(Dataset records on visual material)
════

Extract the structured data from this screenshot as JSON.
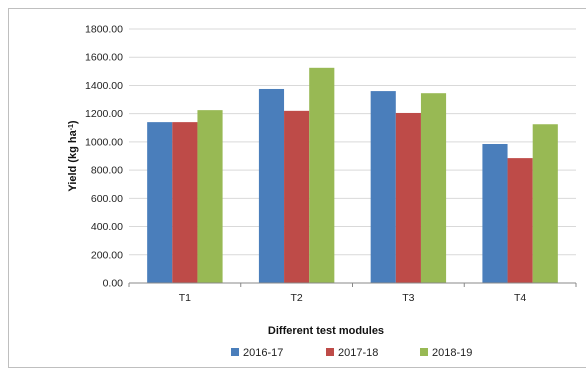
{
  "chart_data": {
    "type": "bar",
    "title": "",
    "xlabel": "Different test modules",
    "ylabel": "Yield (kg ha",
    "ylabel_sup": "-1",
    "ylabel_close": ")",
    "categories": [
      "T1",
      "T2",
      "T3",
      "T4"
    ],
    "series": [
      {
        "name": "2016-17",
        "color": "#4a7ebb",
        "values": [
          1140,
          1375,
          1360,
          985
        ]
      },
      {
        "name": "2017-18",
        "color": "#be4b48",
        "values": [
          1140,
          1220,
          1205,
          885
        ]
      },
      {
        "name": "2018-19",
        "color": "#98b954",
        "values": [
          1225,
          1525,
          1345,
          1125
        ]
      }
    ],
    "ylim": [
      0,
      1800
    ],
    "yticks": [
      "0.00",
      "200.00",
      "400.00",
      "600.00",
      "800.00",
      "1000.00",
      "1200.00",
      "1400.00",
      "1600.00",
      "1800.00"
    ],
    "grid": true,
    "legend": "bottom"
  }
}
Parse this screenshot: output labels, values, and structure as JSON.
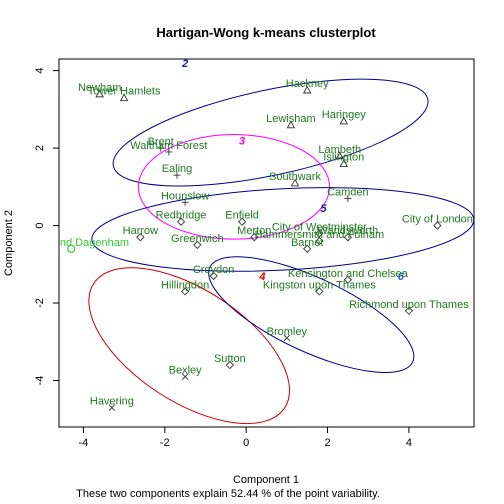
{
  "chart_data": {
    "type": "scatter",
    "title": "Hartigan-Wong k-means clusterplot",
    "xlabel": "Component 1",
    "ylabel": "Component 2",
    "subtitle": "These two components explain 52.44 % of the point variability.",
    "xlim": [
      -4.6,
      5.6
    ],
    "ylim": [
      -5.2,
      4.3
    ],
    "xticks": [
      -4,
      -2,
      0,
      2,
      4
    ],
    "yticks": [
      -4,
      -2,
      0,
      2,
      4
    ],
    "colors": {
      "point_label": "#1f7a1f",
      "ellipse_blue": "#00008b",
      "ellipse_magenta": "#ff00ff",
      "ellipse_red": "#cc0000",
      "cluster_label_blue": "#1a1aa6",
      "cluster_label_magenta": "#ff00ff",
      "cluster_label_red": "#dd0000",
      "cluster_label_cyan": "#1e5aff",
      "outlier": "#33cc33",
      "point_mark": "#333333"
    },
    "clusters": [
      {
        "id": "2",
        "label": "2",
        "center": [
          0.6,
          2.4
        ],
        "rx": 3.95,
        "ry": 1.1,
        "angle": -12,
        "color": "ellipse_blue",
        "label_color": "cluster_label_blue",
        "label_pos": [
          -1.5,
          4.2
        ]
      },
      {
        "id": "3",
        "label": "3",
        "center": [
          -0.3,
          1.0
        ],
        "rx": 2.35,
        "ry": 1.35,
        "angle": 0,
        "color": "ellipse_magenta",
        "label_color": "cluster_label_magenta",
        "label_pos": [
          -0.1,
          2.2
        ]
      },
      {
        "id": "5",
        "label": "5",
        "center": [
          0.9,
          -0.1
        ],
        "rx": 4.7,
        "ry": 1.05,
        "angle": -3,
        "color": "ellipse_blue",
        "label_color": "cluster_label_blue",
        "label_pos": [
          1.9,
          0.45
        ]
      },
      {
        "id": "4",
        "label": "4",
        "center": [
          -1.4,
          -3.1
        ],
        "rx": 2.8,
        "ry": 1.45,
        "angle": 33,
        "color": "ellipse_red",
        "label_color": "cluster_label_red",
        "label_pos": [
          0.4,
          -1.3
        ]
      },
      {
        "id": "6",
        "label": "6",
        "center": [
          1.6,
          -2.3
        ],
        "rx": 2.75,
        "ry": 0.95,
        "angle": 25,
        "color": "ellipse_blue",
        "label_color": "cluster_label_cyan",
        "label_pos": [
          3.8,
          -1.3
        ]
      }
    ],
    "points": [
      {
        "name": "Newham",
        "x": -3.6,
        "y": 3.4,
        "marker": "triangle"
      },
      {
        "name": "Tower Hamlets",
        "x": -3.0,
        "y": 3.3,
        "marker": "triangle"
      },
      {
        "name": "Hackney",
        "x": 1.5,
        "y": 3.5,
        "marker": "triangle"
      },
      {
        "name": "Lewisham",
        "x": 1.1,
        "y": 2.6,
        "marker": "triangle"
      },
      {
        "name": "Haringey",
        "x": 2.4,
        "y": 2.7,
        "marker": "triangle"
      },
      {
        "name": "Islington",
        "x": 2.4,
        "y": 1.6,
        "marker": "triangle"
      },
      {
        "name": "Lambeth",
        "x": 2.3,
        "y": 1.8,
        "marker": "triangle"
      },
      {
        "name": "Southwark",
        "x": 1.2,
        "y": 1.1,
        "marker": "triangle"
      },
      {
        "name": "Brent",
        "x": -2.1,
        "y": 2.0,
        "marker": "plus"
      },
      {
        "name": "Waltham Forest",
        "x": -1.9,
        "y": 1.9,
        "marker": "plus"
      },
      {
        "name": "Ealing",
        "x": -1.7,
        "y": 1.3,
        "marker": "plus"
      },
      {
        "name": "Hounslow",
        "x": -1.5,
        "y": 0.6,
        "marker": "plus"
      },
      {
        "name": "Camden",
        "x": 2.5,
        "y": 0.7,
        "marker": "plus"
      },
      {
        "name": "Redbridge",
        "x": -1.6,
        "y": 0.1,
        "marker": "diamond"
      },
      {
        "name": "Enfield",
        "x": -0.1,
        "y": 0.1,
        "marker": "diamond"
      },
      {
        "name": "City of Westminster",
        "x": 1.8,
        "y": -0.2,
        "marker": "diamond"
      },
      {
        "name": "City of London",
        "x": 4.7,
        "y": 0.0,
        "marker": "diamond"
      },
      {
        "name": "Harrow",
        "x": -2.6,
        "y": -0.3,
        "marker": "diamond"
      },
      {
        "name": "Merton",
        "x": 0.2,
        "y": -0.3,
        "marker": "diamond"
      },
      {
        "name": "Greenwich",
        "x": -1.2,
        "y": -0.5,
        "marker": "diamond"
      },
      {
        "name": "Hammersmith and Fulham",
        "x": 1.8,
        "y": -0.4,
        "marker": "diamond"
      },
      {
        "name": "Wandsworth",
        "x": 2.5,
        "y": -0.3,
        "marker": "diamond"
      },
      {
        "name": "Barnet",
        "x": 1.5,
        "y": -0.6,
        "marker": "diamond"
      },
      {
        "name": "Barking and Dagenham",
        "x": -4.3,
        "y": -0.6,
        "marker": "circle"
      },
      {
        "name": "Croydon",
        "x": -0.8,
        "y": -1.3,
        "marker": "diamond"
      },
      {
        "name": "Kensington and Chelsea",
        "x": 2.5,
        "y": -1.4,
        "marker": "diamond"
      },
      {
        "name": "Kingston upon Thames",
        "x": 1.8,
        "y": -1.7,
        "marker": "diamond"
      },
      {
        "name": "Hillingdon",
        "x": -1.5,
        "y": -1.7,
        "marker": "diamond"
      },
      {
        "name": "Richmond upon Thames",
        "x": 4.0,
        "y": -2.2,
        "marker": "diamond"
      },
      {
        "name": "Bromley",
        "x": 1.0,
        "y": -2.9,
        "marker": "cross"
      },
      {
        "name": "Sutton",
        "x": -0.4,
        "y": -3.6,
        "marker": "diamond"
      },
      {
        "name": "Bexley",
        "x": -1.5,
        "y": -3.9,
        "marker": "cross"
      },
      {
        "name": "Havering",
        "x": -3.3,
        "y": -4.7,
        "marker": "cross"
      }
    ]
  }
}
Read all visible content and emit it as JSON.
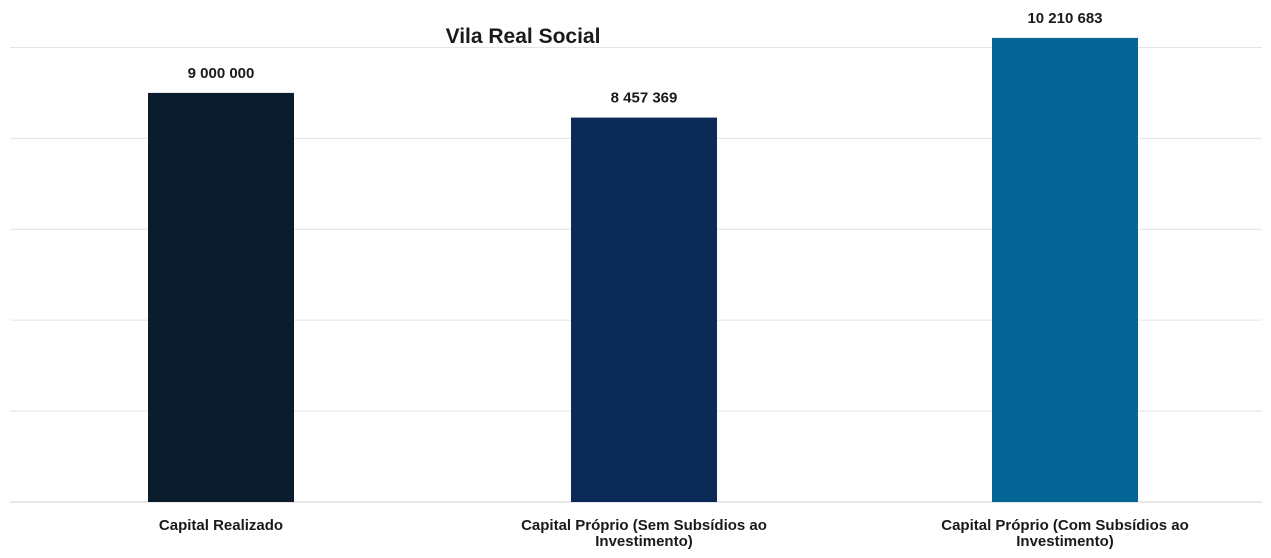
{
  "chart_data": {
    "type": "bar",
    "title": "Vila Real Social",
    "categories": [
      [
        "Capital Realizado"
      ],
      [
        "Capital Próprio (Sem Subsídios ao",
        "Investimento)"
      ],
      [
        "Capital Próprio (Com Subsídios ao",
        "Investimento)"
      ]
    ],
    "values": [
      9000000,
      8457369,
      10210683
    ],
    "value_labels": [
      "9 000 000",
      "8 457 369",
      "10 210 683"
    ],
    "colors": [
      "#0b1d2c",
      "#0b2a57",
      "#046596"
    ],
    "ylim": [
      0,
      11000000
    ],
    "grid": true,
    "xlabel": "",
    "ylabel": ""
  }
}
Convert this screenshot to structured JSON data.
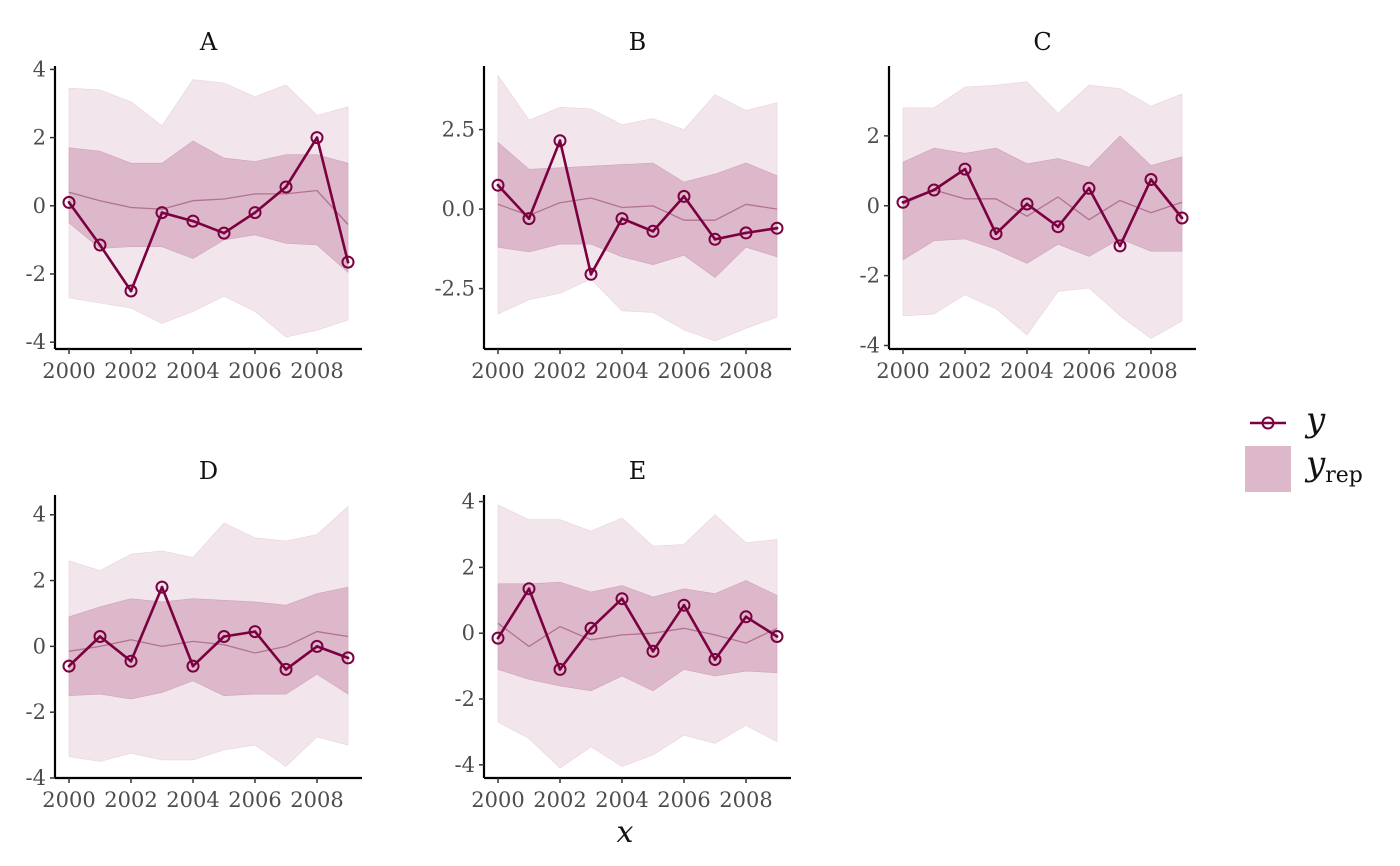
{
  "chart_data": {
    "type": "line",
    "xlabel": "x",
    "colors": {
      "y_line": "#7b0040",
      "band_outer": "#f2e6ec",
      "band_inner": "#dcb8ca",
      "median_line": "#b27290"
    },
    "legend": {
      "position": "right",
      "entries": [
        {
          "key": "y",
          "symbol": "y",
          "subscript": ""
        },
        {
          "key": "yrep",
          "symbol": "y",
          "subscript": "rep"
        }
      ]
    },
    "x_tick_labels": [
      "2000",
      "2002",
      "2004",
      "2006",
      "2008"
    ],
    "x": [
      2000,
      2001,
      2002,
      2003,
      2004,
      2005,
      2006,
      2007,
      2008,
      2009
    ],
    "panels": [
      {
        "title": "A",
        "ylim": [
          -4.2,
          4.1
        ],
        "yticks": [
          -4,
          -2,
          0,
          2,
          4
        ],
        "ytick_labels": [
          "-4",
          "-2",
          "0",
          "2",
          "4"
        ],
        "y": [
          0.1,
          -1.15,
          -2.5,
          -0.2,
          -0.45,
          -0.8,
          -0.2,
          0.55,
          2.0,
          -1.65
        ],
        "median": [
          0.4,
          0.15,
          -0.05,
          -0.1,
          0.15,
          0.2,
          0.35,
          0.35,
          0.45,
          -0.55
        ],
        "inner_lo": [
          -0.5,
          -1.25,
          -1.2,
          -1.2,
          -1.55,
          -1.0,
          -0.85,
          -1.1,
          -1.15,
          -1.95
        ],
        "inner_hi": [
          1.7,
          1.6,
          1.25,
          1.25,
          1.9,
          1.4,
          1.3,
          1.5,
          1.5,
          1.25
        ],
        "outer_lo": [
          -2.7,
          -2.85,
          -3.0,
          -3.45,
          -3.1,
          -2.65,
          -3.1,
          -3.85,
          -3.65,
          -3.35
        ],
        "outer_hi": [
          3.45,
          3.4,
          3.05,
          2.35,
          3.7,
          3.6,
          3.2,
          3.55,
          2.65,
          2.9
        ]
      },
      {
        "title": "B",
        "ylim": [
          -4.4,
          4.5
        ],
        "yticks": [
          -2.5,
          0,
          2.5
        ],
        "ytick_labels": [
          "-2.5",
          "0.0",
          "2.5"
        ],
        "y": [
          0.75,
          -0.3,
          2.15,
          -2.05,
          -0.3,
          -0.7,
          0.4,
          -0.95,
          -0.75,
          -0.6
        ],
        "median": [
          0.15,
          -0.2,
          0.2,
          0.35,
          0.05,
          0.1,
          -0.35,
          -0.35,
          0.15,
          0.0
        ],
        "inner_lo": [
          -1.2,
          -1.35,
          -1.1,
          -1.1,
          -1.5,
          -1.75,
          -1.45,
          -2.15,
          -1.2,
          -1.5
        ],
        "inner_hi": [
          2.1,
          1.25,
          1.3,
          1.35,
          1.4,
          1.45,
          0.85,
          1.1,
          1.45,
          1.05
        ],
        "outer_lo": [
          -3.3,
          -2.85,
          -2.65,
          -2.2,
          -3.2,
          -3.25,
          -3.8,
          -4.15,
          -3.75,
          -3.4
        ],
        "outer_hi": [
          4.2,
          2.8,
          3.2,
          3.15,
          2.65,
          2.85,
          2.5,
          3.6,
          3.1,
          3.35
        ]
      },
      {
        "title": "C",
        "ylim": [
          -4.1,
          4.0
        ],
        "yticks": [
          -4,
          -2,
          0,
          2
        ],
        "ytick_labels": [
          "-4",
          "-2",
          "0",
          "2"
        ],
        "y": [
          0.1,
          0.45,
          1.05,
          -0.8,
          0.05,
          -0.6,
          0.5,
          -1.15,
          0.75,
          -0.35
        ],
        "median": [
          0.05,
          0.45,
          0.2,
          0.2,
          -0.3,
          0.25,
          -0.4,
          0.15,
          -0.2,
          0.1
        ],
        "inner_lo": [
          -1.55,
          -1.0,
          -0.95,
          -1.25,
          -1.65,
          -1.1,
          -1.45,
          -0.95,
          -1.3,
          -1.3
        ],
        "inner_hi": [
          1.25,
          1.65,
          1.5,
          1.65,
          1.2,
          1.35,
          1.1,
          2.0,
          1.15,
          1.4
        ],
        "outer_lo": [
          -3.15,
          -3.1,
          -2.55,
          -2.95,
          -3.7,
          -2.45,
          -2.35,
          -3.15,
          -3.8,
          -3.3
        ],
        "outer_hi": [
          2.8,
          2.8,
          3.4,
          3.45,
          3.55,
          2.65,
          3.45,
          3.35,
          2.85,
          3.2
        ]
      },
      {
        "title": "D",
        "ylim": [
          -4.0,
          4.6
        ],
        "yticks": [
          -4,
          -2,
          0,
          2,
          4
        ],
        "ytick_labels": [
          "-4",
          "-2",
          "0",
          "2",
          "4"
        ],
        "y": [
          -0.6,
          0.3,
          -0.45,
          1.8,
          -0.6,
          0.3,
          0.45,
          -0.7,
          0.0,
          -0.35
        ],
        "median": [
          -0.15,
          0.0,
          0.2,
          0.0,
          0.15,
          0.05,
          -0.2,
          0.0,
          0.45,
          0.3
        ],
        "inner_lo": [
          -1.5,
          -1.45,
          -1.6,
          -1.4,
          -1.05,
          -1.5,
          -1.45,
          -1.45,
          -0.85,
          -1.45
        ],
        "inner_hi": [
          0.9,
          1.2,
          1.45,
          1.35,
          1.45,
          1.4,
          1.35,
          1.25,
          1.6,
          1.8
        ],
        "outer_lo": [
          -3.35,
          -3.5,
          -3.25,
          -3.45,
          -3.45,
          -3.15,
          -3.0,
          -3.65,
          -2.75,
          -3.0
        ],
        "outer_hi": [
          2.6,
          2.3,
          2.8,
          2.9,
          2.7,
          3.75,
          3.3,
          3.2,
          3.4,
          4.25
        ]
      },
      {
        "title": "E",
        "ylim": [
          -4.4,
          4.2
        ],
        "yticks": [
          -4,
          -2,
          0,
          2,
          4
        ],
        "ytick_labels": [
          "-4",
          "-2",
          "0",
          "2",
          "4"
        ],
        "y": [
          -0.15,
          1.35,
          -1.1,
          0.15,
          1.05,
          -0.55,
          0.85,
          -0.8,
          0.5,
          -0.1
        ],
        "median": [
          0.3,
          -0.4,
          0.2,
          -0.2,
          -0.05,
          0.0,
          0.15,
          -0.05,
          -0.3,
          0.15
        ],
        "inner_lo": [
          -1.1,
          -1.4,
          -1.6,
          -1.75,
          -1.3,
          -1.75,
          -1.1,
          -1.3,
          -1.15,
          -1.2
        ],
        "inner_hi": [
          1.5,
          1.5,
          1.55,
          1.25,
          1.45,
          1.1,
          1.35,
          1.2,
          1.6,
          1.15
        ],
        "outer_lo": [
          -2.7,
          -3.2,
          -4.1,
          -3.45,
          -4.05,
          -3.7,
          -3.1,
          -3.35,
          -2.8,
          -3.3
        ],
        "outer_hi": [
          3.9,
          3.45,
          3.45,
          3.1,
          3.5,
          2.65,
          2.7,
          3.6,
          2.75,
          2.85
        ]
      }
    ]
  }
}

════

* [SHORT EXERCISE]:
Tally the lines of the listing that include "JSON". Reply with nothing but the count.

* [FINAL RESULT]:
4